▶ _SUPPLIED MATERIAL_:
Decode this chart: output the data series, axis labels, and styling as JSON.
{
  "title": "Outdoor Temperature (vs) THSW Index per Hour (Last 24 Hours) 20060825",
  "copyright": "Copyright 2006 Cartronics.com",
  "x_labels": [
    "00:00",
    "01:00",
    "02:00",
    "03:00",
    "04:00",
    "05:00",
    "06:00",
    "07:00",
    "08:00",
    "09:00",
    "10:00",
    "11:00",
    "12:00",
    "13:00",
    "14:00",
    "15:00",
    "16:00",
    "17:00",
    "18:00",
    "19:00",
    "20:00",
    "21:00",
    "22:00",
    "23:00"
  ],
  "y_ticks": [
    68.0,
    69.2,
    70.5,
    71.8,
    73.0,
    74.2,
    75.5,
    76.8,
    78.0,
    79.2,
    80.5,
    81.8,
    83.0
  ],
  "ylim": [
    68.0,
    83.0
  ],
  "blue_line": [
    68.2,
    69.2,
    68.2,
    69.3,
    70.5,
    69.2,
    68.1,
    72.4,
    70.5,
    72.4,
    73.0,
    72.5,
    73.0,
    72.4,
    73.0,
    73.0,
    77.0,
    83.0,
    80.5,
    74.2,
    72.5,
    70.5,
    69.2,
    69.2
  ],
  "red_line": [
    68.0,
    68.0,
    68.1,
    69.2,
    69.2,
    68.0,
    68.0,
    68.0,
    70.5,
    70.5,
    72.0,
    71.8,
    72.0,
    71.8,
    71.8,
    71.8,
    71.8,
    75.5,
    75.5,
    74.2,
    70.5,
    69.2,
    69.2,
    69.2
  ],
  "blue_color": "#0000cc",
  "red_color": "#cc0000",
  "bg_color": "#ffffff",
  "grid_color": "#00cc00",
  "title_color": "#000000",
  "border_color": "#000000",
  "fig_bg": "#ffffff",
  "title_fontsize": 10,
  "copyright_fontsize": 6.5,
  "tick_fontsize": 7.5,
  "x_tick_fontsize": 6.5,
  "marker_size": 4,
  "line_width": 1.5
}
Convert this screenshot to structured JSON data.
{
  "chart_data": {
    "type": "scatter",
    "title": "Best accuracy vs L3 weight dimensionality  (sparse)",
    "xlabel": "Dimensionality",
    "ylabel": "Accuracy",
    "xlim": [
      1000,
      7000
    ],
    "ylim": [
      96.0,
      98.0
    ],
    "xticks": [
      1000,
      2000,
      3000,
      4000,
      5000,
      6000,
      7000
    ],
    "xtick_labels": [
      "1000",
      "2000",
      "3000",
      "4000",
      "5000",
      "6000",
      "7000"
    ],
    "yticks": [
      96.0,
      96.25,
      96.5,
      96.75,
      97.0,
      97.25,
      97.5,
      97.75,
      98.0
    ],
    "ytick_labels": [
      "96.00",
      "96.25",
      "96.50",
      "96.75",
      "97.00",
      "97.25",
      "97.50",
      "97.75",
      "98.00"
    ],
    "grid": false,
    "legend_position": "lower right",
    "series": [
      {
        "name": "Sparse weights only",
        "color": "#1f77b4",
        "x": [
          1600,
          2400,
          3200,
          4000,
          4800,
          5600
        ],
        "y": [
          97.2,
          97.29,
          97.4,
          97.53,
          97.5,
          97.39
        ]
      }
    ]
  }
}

▶ _PROBLEM DETAILS_: Go through the material above line by line and copy it exactly.

▶ _EXERCISE RESPONSE_:
Decode this chart: output the data series, axis labels, and styling as JSON.
{
  "title": "Outdoor Temperature (vs) THSW Index per Hour (Last 24 Hours) 20060825",
  "copyright": "Copyright 2006 Cartronics.com",
  "x_labels": [
    "00:00",
    "01:00",
    "02:00",
    "03:00",
    "04:00",
    "05:00",
    "06:00",
    "07:00",
    "08:00",
    "09:00",
    "10:00",
    "11:00",
    "12:00",
    "13:00",
    "14:00",
    "15:00",
    "16:00",
    "17:00",
    "18:00",
    "19:00",
    "20:00",
    "21:00",
    "22:00",
    "23:00"
  ],
  "y_ticks": [
    68.0,
    69.2,
    70.5,
    71.8,
    73.0,
    74.2,
    75.5,
    76.8,
    78.0,
    79.2,
    80.5,
    81.8,
    83.0
  ],
  "ylim": [
    68.0,
    83.0
  ],
  "blue_line": [
    68.2,
    69.2,
    68.2,
    69.3,
    70.5,
    69.2,
    68.1,
    72.4,
    70.5,
    72.4,
    73.0,
    72.5,
    73.0,
    72.4,
    73.0,
    73.0,
    77.0,
    83.0,
    80.5,
    74.2,
    72.5,
    70.5,
    69.2,
    69.2
  ],
  "red_line": [
    68.0,
    68.0,
    68.1,
    69.2,
    69.2,
    68.0,
    68.0,
    68.0,
    70.5,
    70.5,
    72.0,
    71.8,
    72.0,
    71.8,
    71.8,
    71.8,
    71.8,
    75.5,
    75.5,
    74.2,
    70.5,
    69.2,
    69.2,
    69.2
  ],
  "blue_color": "#0000cc",
  "red_color": "#cc0000",
  "bg_color": "#ffffff",
  "grid_color": "#00cc00",
  "title_color": "#000000",
  "border_color": "#000000",
  "fig_bg": "#ffffff",
  "title_fontsize": 10,
  "copyright_fontsize": 6.5,
  "tick_fontsize": 7.5,
  "x_tick_fontsize": 6.5,
  "marker_size": 4,
  "line_width": 1.5
}
Convert this screenshot to structured JSON data.
{
  "chart_data": {
    "type": "scatter",
    "title": "Best accuracy vs L3 weight dimensionality  (sparse)",
    "xlabel": "Dimensionality",
    "ylabel": "Accuracy",
    "xlim": [
      1000,
      7000
    ],
    "ylim": [
      96.0,
      98.0
    ],
    "xticks": [
      1000,
      2000,
      3000,
      4000,
      5000,
      6000,
      7000
    ],
    "xtick_labels": [
      "1000",
      "2000",
      "3000",
      "4000",
      "5000",
      "6000",
      "7000"
    ],
    "yticks": [
      96.0,
      96.25,
      96.5,
      96.75,
      97.0,
      97.25,
      97.5,
      97.75,
      98.0
    ],
    "ytick_labels": [
      "96.00",
      "96.25",
      "96.50",
      "96.75",
      "97.00",
      "97.25",
      "97.50",
      "97.75",
      "98.00"
    ],
    "grid": false,
    "legend_position": "lower right",
    "series": [
      {
        "name": "Sparse weights only",
        "color": "#1f77b4",
        "x": [
          1600,
          2400,
          3200,
          4000,
          4800,
          5600
        ],
        "y": [
          97.2,
          97.29,
          97.4,
          97.53,
          97.5,
          97.39
        ]
      }
    ]
  }
}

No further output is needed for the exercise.